◆ **DIRECTION**
Copy every item below without changing anything.

BEGIN STORED ROWS

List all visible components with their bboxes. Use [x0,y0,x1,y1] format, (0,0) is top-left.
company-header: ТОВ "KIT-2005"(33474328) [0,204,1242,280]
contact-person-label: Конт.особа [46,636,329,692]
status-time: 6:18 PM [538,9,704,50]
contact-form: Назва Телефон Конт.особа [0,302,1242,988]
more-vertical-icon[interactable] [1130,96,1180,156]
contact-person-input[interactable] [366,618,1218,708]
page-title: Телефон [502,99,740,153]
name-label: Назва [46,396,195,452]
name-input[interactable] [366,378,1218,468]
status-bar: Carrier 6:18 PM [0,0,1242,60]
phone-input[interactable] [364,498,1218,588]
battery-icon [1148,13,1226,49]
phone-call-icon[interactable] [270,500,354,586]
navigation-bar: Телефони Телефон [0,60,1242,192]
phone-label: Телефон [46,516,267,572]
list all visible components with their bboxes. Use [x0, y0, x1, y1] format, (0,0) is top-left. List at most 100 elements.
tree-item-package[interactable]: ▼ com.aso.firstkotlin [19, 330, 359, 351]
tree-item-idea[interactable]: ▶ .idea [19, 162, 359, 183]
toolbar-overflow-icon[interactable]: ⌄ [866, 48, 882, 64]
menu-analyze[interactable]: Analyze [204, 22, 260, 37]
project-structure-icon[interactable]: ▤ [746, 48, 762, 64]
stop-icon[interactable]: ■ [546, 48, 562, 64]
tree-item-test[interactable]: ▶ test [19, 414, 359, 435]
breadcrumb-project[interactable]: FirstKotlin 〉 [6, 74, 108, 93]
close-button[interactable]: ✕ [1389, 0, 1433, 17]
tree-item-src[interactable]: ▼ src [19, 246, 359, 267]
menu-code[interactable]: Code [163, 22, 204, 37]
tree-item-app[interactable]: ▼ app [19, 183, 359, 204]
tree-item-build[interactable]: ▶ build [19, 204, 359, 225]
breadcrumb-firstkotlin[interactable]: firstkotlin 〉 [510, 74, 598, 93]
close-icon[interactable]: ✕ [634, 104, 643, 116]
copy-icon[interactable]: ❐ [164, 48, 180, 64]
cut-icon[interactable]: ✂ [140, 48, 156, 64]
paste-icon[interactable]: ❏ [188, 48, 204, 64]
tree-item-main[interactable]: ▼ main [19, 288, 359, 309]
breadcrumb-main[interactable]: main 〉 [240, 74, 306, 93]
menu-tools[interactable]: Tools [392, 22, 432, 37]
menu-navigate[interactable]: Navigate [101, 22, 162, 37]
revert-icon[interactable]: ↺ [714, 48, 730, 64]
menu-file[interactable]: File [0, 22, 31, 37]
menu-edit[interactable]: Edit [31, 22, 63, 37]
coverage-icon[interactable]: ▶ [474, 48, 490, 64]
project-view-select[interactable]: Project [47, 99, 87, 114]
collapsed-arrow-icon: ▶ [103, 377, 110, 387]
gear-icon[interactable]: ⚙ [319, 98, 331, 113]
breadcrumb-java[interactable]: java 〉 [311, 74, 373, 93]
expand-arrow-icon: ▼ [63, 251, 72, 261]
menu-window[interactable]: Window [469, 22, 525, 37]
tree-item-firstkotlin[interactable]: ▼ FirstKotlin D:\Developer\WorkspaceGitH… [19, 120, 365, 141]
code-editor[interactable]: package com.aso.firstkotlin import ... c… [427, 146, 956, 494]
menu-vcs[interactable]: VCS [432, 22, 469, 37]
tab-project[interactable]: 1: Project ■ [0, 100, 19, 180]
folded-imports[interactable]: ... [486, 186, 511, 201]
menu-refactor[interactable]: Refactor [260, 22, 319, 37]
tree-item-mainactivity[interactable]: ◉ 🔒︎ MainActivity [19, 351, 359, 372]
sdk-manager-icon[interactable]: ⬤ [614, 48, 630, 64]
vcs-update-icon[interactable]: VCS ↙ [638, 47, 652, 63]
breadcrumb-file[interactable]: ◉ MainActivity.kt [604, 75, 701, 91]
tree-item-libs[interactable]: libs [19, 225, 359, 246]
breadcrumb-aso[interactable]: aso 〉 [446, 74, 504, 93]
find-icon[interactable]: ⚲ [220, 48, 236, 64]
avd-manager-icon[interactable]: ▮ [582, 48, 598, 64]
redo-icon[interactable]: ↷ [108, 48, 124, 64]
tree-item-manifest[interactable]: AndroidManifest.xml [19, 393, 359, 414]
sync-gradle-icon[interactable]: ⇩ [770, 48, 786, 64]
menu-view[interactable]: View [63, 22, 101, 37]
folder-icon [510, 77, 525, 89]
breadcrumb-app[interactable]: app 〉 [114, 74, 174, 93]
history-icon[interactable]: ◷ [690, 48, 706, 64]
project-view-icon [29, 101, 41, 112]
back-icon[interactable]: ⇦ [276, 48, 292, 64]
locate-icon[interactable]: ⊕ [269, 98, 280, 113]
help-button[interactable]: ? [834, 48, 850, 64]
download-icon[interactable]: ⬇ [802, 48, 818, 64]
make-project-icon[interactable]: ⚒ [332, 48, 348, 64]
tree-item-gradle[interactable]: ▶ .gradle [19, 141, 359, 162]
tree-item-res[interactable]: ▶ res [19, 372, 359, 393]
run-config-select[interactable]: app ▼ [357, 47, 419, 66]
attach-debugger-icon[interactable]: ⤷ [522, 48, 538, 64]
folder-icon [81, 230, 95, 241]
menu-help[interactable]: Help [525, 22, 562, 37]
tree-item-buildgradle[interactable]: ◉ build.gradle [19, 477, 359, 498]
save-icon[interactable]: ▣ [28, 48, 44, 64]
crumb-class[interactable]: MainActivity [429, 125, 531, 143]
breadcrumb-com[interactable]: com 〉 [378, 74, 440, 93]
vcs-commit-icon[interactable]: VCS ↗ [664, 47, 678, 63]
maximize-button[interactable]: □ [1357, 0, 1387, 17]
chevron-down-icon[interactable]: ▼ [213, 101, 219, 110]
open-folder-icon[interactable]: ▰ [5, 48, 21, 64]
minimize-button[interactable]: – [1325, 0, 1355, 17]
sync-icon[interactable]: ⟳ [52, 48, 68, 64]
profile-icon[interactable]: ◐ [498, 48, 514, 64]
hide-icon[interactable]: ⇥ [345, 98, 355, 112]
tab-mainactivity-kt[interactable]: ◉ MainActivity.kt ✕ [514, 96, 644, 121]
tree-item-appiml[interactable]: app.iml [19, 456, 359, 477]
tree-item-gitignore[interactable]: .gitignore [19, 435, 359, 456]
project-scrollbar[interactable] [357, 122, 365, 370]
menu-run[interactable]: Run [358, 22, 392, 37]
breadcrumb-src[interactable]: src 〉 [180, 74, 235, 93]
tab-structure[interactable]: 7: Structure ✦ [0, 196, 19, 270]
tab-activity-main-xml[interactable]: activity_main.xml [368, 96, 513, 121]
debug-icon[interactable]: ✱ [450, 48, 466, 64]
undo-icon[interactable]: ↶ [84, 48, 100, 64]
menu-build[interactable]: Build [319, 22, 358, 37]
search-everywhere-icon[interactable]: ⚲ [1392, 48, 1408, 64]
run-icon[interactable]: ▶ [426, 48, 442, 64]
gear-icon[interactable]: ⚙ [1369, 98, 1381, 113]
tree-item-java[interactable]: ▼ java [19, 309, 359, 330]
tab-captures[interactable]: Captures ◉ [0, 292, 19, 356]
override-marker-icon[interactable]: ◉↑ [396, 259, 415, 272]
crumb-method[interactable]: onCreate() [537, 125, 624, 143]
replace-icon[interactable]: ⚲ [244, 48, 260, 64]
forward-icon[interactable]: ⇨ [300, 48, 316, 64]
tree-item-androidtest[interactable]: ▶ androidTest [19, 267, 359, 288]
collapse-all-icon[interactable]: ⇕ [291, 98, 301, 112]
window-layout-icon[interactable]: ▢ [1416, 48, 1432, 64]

END STORED ROWS

◆ **REPLY TO THE EXERCISE**
List all visible components with their bboxes. Use [x0,y0,x1,y1] format, (0,0) is top-left.
company-header: ТОВ "KIT-2005"(33474328) [0,204,1242,280]
contact-person-label: Конт.особа [46,636,329,692]
status-time: 6:18 PM [538,9,704,50]
contact-form: Назва Телефон Конт.особа [0,302,1242,988]
more-vertical-icon[interactable] [1130,96,1180,156]
contact-person-input[interactable] [366,618,1218,708]
page-title: Телефон [502,99,740,153]
name-label: Назва [46,396,195,452]
name-input[interactable] [366,378,1218,468]
status-bar: Carrier 6:18 PM [0,0,1242,60]
phone-input[interactable] [364,498,1218,588]
battery-icon [1148,13,1226,49]
phone-call-icon[interactable] [270,500,354,586]
navigation-bar: Телефони Телефон [0,60,1242,192]
phone-label: Телефон [46,516,267,572]
list all visible components with their bboxes. Use [x0, y0, x1, y1] format, (0,0) is top-left. List at most 100 elements.
tree-item-package[interactable]: ▼ com.aso.firstkotlin [19, 330, 359, 351]
tree-item-idea[interactable]: ▶ .idea [19, 162, 359, 183]
toolbar-overflow-icon[interactable]: ⌄ [866, 48, 882, 64]
menu-analyze[interactable]: Analyze [204, 22, 260, 37]
project-structure-icon[interactable]: ▤ [746, 48, 762, 64]
stop-icon[interactable]: ■ [546, 48, 562, 64]
tree-item-test[interactable]: ▶ test [19, 414, 359, 435]
breadcrumb-project[interactable]: FirstKotlin 〉 [6, 74, 108, 93]
close-button[interactable]: ✕ [1389, 0, 1433, 17]
tree-item-src[interactable]: ▼ src [19, 246, 359, 267]
menu-code[interactable]: Code [163, 22, 204, 37]
tree-item-app[interactable]: ▼ app [19, 183, 359, 204]
tree-item-build[interactable]: ▶ build [19, 204, 359, 225]
breadcrumb-firstkotlin[interactable]: firstkotlin 〉 [510, 74, 598, 93]
close-icon[interactable]: ✕ [634, 104, 643, 116]
copy-icon[interactable]: ❐ [164, 48, 180, 64]
cut-icon[interactable]: ✂ [140, 48, 156, 64]
paste-icon[interactable]: ❏ [188, 48, 204, 64]
tree-item-main[interactable]: ▼ main [19, 288, 359, 309]
breadcrumb-main[interactable]: main 〉 [240, 74, 306, 93]
menu-tools[interactable]: Tools [392, 22, 432, 37]
menu-navigate[interactable]: Navigate [101, 22, 162, 37]
revert-icon[interactable]: ↺ [714, 48, 730, 64]
menu-file[interactable]: File [0, 22, 31, 37]
menu-edit[interactable]: Edit [31, 22, 63, 37]
coverage-icon[interactable]: ▶ [474, 48, 490, 64]
project-view-select[interactable]: Project [47, 99, 87, 114]
collapsed-arrow-icon: ▶ [103, 377, 110, 387]
gear-icon[interactable]: ⚙ [319, 98, 331, 113]
breadcrumb-java[interactable]: java 〉 [311, 74, 373, 93]
expand-arrow-icon: ▼ [63, 251, 72, 261]
menu-window[interactable]: Window [469, 22, 525, 37]
tree-item-firstkotlin[interactable]: ▼ FirstKotlin D:\Developer\WorkspaceGitH… [19, 120, 365, 141]
code-editor[interactable]: package com.aso.firstkotlin import ... c… [427, 146, 956, 494]
menu-vcs[interactable]: VCS [432, 22, 469, 37]
tab-project[interactable]: 1: Project ■ [0, 100, 19, 180]
folded-imports[interactable]: ... [486, 186, 511, 201]
menu-refactor[interactable]: Refactor [260, 22, 319, 37]
tree-item-mainactivity[interactable]: ◉ 🔒︎ MainActivity [19, 351, 359, 372]
sdk-manager-icon[interactable]: ⬤ [614, 48, 630, 64]
vcs-update-icon[interactable]: VCS ↙ [638, 47, 652, 63]
breadcrumb-file[interactable]: ◉ MainActivity.kt [604, 75, 701, 91]
tree-item-libs[interactable]: libs [19, 225, 359, 246]
breadcrumb-aso[interactable]: aso 〉 [446, 74, 504, 93]
find-icon[interactable]: ⚲ [220, 48, 236, 64]
avd-manager-icon[interactable]: ▮ [582, 48, 598, 64]
redo-icon[interactable]: ↷ [108, 48, 124, 64]
tree-item-manifest[interactable]: AndroidManifest.xml [19, 393, 359, 414]
sync-gradle-icon[interactable]: ⇩ [770, 48, 786, 64]
menu-view[interactable]: View [63, 22, 101, 37]
folder-icon [510, 77, 525, 89]
breadcrumb-app[interactable]: app 〉 [114, 74, 174, 93]
history-icon[interactable]: ◷ [690, 48, 706, 64]
project-view-icon [29, 101, 41, 112]
back-icon[interactable]: ⇦ [276, 48, 292, 64]
locate-icon[interactable]: ⊕ [269, 98, 280, 113]
help-button[interactable]: ? [834, 48, 850, 64]
download-icon[interactable]: ⬇ [802, 48, 818, 64]
make-project-icon[interactable]: ⚒ [332, 48, 348, 64]
tree-item-gradle[interactable]: ▶ .gradle [19, 141, 359, 162]
tree-item-res[interactable]: ▶ res [19, 372, 359, 393]
run-config-select[interactable]: app ▼ [357, 47, 419, 66]
attach-debugger-icon[interactable]: ⤷ [522, 48, 538, 64]
folder-icon [81, 230, 95, 241]
menu-help[interactable]: Help [525, 22, 562, 37]
tree-item-buildgradle[interactable]: ◉ build.gradle [19, 477, 359, 498]
save-icon[interactable]: ▣ [28, 48, 44, 64]
crumb-class[interactable]: MainActivity [429, 125, 531, 143]
breadcrumb-com[interactable]: com 〉 [378, 74, 440, 93]
vcs-commit-icon[interactable]: VCS ↗ [664, 47, 678, 63]
maximize-button[interactable]: □ [1357, 0, 1387, 17]
chevron-down-icon[interactable]: ▼ [213, 101, 219, 110]
open-folder-icon[interactable]: ▰ [5, 48, 21, 64]
minimize-button[interactable]: – [1325, 0, 1355, 17]
sync-icon[interactable]: ⟳ [52, 48, 68, 64]
profile-icon[interactable]: ◐ [498, 48, 514, 64]
hide-icon[interactable]: ⇥ [345, 98, 355, 112]
tab-mainactivity-kt[interactable]: ◉ MainActivity.kt ✕ [514, 96, 644, 121]
tree-item-appiml[interactable]: app.iml [19, 456, 359, 477]
tree-item-gitignore[interactable]: .gitignore [19, 435, 359, 456]
project-scrollbar[interactable] [357, 122, 365, 370]
menu-run[interactable]: Run [358, 22, 392, 37]
breadcrumb-src[interactable]: src 〉 [180, 74, 235, 93]
tab-structure[interactable]: 7: Structure ✦ [0, 196, 19, 270]
tab-activity-main-xml[interactable]: activity_main.xml [368, 96, 513, 121]
debug-icon[interactable]: ✱ [450, 48, 466, 64]
undo-icon[interactable]: ↶ [84, 48, 100, 64]
menu-build[interactable]: Build [319, 22, 358, 37]
search-everywhere-icon[interactable]: ⚲ [1392, 48, 1408, 64]
run-icon[interactable]: ▶ [426, 48, 442, 64]
gear-icon[interactable]: ⚙ [1369, 98, 1381, 113]
tree-item-java[interactable]: ▼ java [19, 309, 359, 330]
tab-captures[interactable]: Captures ◉ [0, 292, 19, 356]
override-marker-icon[interactable]: ◉↑ [396, 259, 415, 272]
crumb-method[interactable]: onCreate() [537, 125, 624, 143]
replace-icon[interactable]: ⚲ [244, 48, 260, 64]
forward-icon[interactable]: ⇨ [300, 48, 316, 64]
tree-item-androidtest[interactable]: ▶ androidTest [19, 267, 359, 288]
collapse-all-icon[interactable]: ⇕ [291, 98, 301, 112]
window-layout-icon[interactable]: ▢ [1416, 48, 1432, 64]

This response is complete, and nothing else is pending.